Written instruction >> Search the data below for the string "ticket". Extract every line that contains it.

-- Begin Material provided --

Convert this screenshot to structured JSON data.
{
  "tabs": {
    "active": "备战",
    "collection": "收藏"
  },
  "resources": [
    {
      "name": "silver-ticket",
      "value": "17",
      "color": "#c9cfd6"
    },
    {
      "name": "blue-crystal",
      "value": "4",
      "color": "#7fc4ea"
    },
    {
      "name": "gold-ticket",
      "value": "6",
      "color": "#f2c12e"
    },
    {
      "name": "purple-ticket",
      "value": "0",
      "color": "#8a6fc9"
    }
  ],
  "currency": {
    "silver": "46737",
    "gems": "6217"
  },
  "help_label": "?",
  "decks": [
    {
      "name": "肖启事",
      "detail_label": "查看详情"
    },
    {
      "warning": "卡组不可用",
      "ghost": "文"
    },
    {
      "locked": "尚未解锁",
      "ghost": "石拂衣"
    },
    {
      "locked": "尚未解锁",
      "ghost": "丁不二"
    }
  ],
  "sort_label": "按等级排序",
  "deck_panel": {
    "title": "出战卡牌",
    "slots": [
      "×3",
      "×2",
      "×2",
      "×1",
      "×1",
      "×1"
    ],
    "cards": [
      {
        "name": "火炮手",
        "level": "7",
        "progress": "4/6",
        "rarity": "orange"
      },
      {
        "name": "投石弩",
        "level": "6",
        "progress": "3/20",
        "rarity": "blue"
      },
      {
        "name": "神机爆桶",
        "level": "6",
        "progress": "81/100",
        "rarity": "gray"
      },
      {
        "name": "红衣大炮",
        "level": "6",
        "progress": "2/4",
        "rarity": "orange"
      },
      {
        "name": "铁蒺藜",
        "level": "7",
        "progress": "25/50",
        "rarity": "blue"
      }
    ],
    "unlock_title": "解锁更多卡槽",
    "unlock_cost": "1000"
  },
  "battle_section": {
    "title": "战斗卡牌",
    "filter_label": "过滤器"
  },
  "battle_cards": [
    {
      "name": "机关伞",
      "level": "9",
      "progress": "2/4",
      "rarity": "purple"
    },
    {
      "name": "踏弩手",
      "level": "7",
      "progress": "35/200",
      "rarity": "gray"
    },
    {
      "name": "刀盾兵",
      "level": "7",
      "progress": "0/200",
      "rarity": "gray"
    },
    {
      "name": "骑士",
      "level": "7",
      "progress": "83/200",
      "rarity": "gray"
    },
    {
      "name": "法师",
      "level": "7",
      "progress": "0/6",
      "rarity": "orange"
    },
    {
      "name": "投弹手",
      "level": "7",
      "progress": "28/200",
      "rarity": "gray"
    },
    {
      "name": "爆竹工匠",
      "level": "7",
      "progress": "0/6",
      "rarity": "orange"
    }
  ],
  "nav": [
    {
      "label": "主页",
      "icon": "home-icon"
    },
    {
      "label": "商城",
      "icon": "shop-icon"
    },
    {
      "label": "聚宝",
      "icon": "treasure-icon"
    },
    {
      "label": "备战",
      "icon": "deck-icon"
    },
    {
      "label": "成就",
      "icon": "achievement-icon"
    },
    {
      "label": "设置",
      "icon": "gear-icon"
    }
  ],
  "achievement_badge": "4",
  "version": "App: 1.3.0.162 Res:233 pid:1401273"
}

-- End Material provided --

Solution to this task >>
      "name": "silver-ticket",
      "name": "gold-ticket",
      "name": "purple-ticket",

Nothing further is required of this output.